Extracted data entries
========================================

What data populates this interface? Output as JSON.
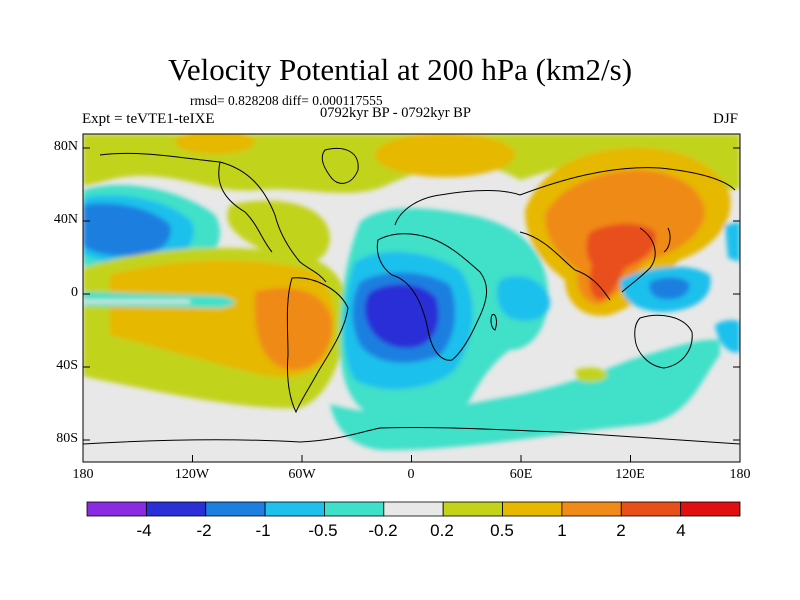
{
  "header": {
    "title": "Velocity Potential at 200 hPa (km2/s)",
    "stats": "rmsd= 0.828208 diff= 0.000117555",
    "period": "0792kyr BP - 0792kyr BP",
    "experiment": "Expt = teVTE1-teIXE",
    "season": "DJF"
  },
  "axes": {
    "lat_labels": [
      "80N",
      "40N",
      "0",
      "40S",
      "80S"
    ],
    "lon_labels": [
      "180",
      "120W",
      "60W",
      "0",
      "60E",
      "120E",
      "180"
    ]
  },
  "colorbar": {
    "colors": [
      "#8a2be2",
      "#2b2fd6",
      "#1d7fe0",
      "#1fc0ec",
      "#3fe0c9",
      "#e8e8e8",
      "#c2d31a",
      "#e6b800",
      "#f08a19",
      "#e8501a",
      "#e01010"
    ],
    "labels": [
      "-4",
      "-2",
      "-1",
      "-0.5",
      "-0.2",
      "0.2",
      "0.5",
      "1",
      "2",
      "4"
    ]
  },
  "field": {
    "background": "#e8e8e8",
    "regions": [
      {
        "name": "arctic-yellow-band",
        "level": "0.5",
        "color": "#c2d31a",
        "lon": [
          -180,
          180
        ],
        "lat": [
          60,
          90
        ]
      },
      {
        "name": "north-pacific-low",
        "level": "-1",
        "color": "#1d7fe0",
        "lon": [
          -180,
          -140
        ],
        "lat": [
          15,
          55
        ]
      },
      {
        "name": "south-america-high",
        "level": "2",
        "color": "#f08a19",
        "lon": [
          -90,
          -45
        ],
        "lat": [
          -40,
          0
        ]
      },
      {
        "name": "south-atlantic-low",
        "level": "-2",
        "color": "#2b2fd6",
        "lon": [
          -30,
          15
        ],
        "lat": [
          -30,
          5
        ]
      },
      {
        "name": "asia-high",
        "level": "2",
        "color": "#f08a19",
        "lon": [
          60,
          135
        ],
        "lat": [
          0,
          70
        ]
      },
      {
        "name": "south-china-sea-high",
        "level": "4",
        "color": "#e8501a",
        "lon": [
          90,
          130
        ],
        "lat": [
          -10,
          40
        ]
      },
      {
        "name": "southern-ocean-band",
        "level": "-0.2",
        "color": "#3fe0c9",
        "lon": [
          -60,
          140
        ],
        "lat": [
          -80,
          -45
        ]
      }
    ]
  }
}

========================================

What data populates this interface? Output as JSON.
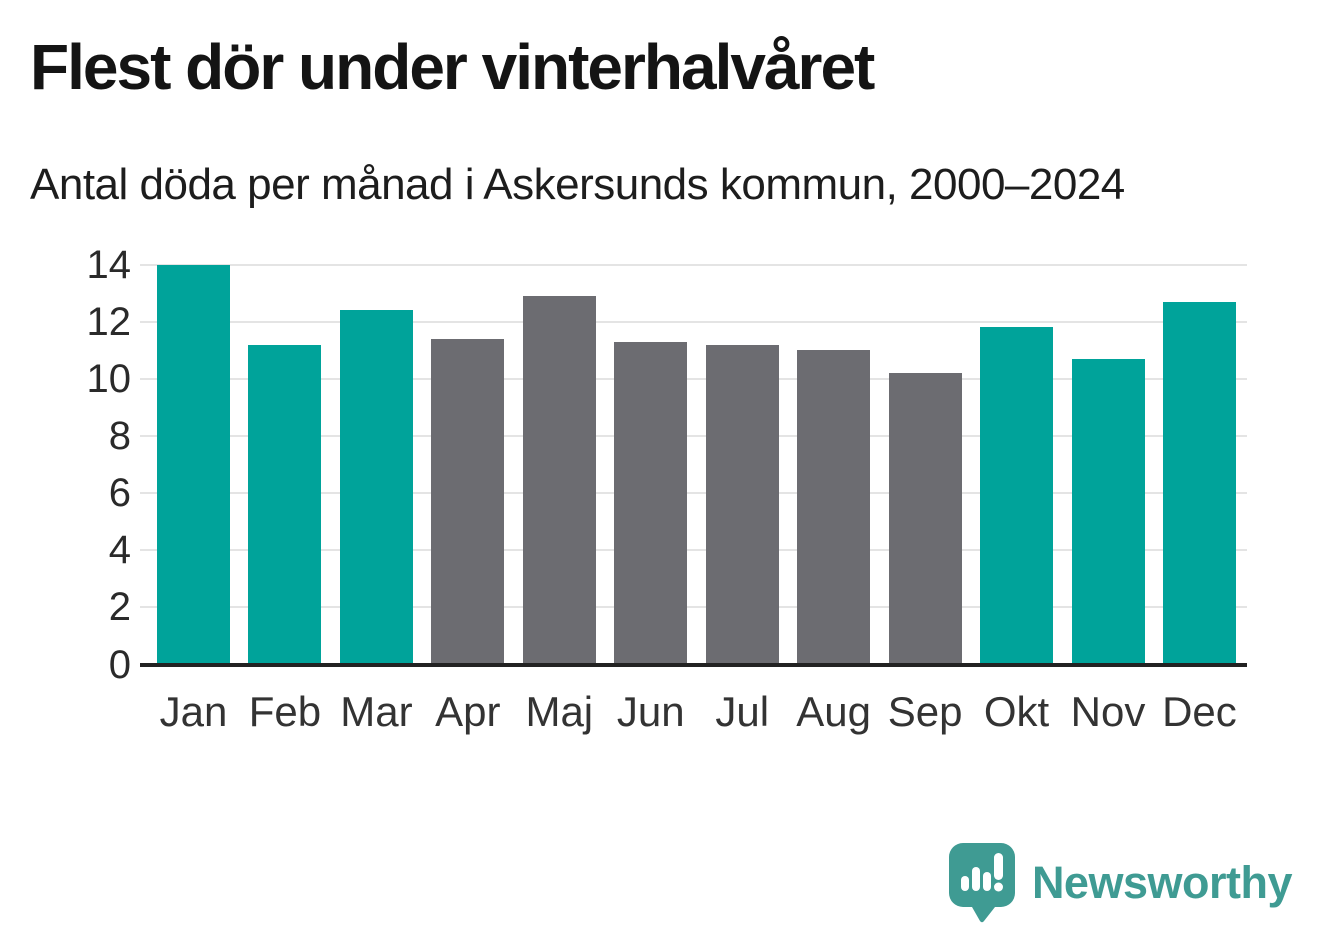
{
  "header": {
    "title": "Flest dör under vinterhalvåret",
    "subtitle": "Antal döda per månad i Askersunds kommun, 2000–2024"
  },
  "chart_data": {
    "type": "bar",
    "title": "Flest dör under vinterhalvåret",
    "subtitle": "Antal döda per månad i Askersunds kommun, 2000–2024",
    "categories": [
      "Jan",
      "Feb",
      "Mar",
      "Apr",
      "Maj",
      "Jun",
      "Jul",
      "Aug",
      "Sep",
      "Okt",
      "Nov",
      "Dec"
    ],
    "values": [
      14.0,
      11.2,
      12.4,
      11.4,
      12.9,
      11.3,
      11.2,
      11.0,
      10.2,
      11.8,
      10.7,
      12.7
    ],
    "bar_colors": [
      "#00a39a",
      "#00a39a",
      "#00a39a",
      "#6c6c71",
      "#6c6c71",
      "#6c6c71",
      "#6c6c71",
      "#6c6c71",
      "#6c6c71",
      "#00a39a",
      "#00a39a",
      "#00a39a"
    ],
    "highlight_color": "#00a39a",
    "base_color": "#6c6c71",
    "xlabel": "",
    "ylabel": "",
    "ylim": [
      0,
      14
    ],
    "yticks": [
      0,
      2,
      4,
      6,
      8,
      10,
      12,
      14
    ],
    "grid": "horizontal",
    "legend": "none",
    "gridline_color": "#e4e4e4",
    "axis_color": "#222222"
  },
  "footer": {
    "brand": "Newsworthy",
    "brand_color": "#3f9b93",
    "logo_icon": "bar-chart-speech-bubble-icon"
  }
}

========================================

## WHAT IS BEING ASKED:
Within the listing above, find every line containing the string "band" and return it.

## SOLUTION FOR THIS EXERCISE:
        "name": "arctic-yellow-band",
        "name": "southern-ocean-band",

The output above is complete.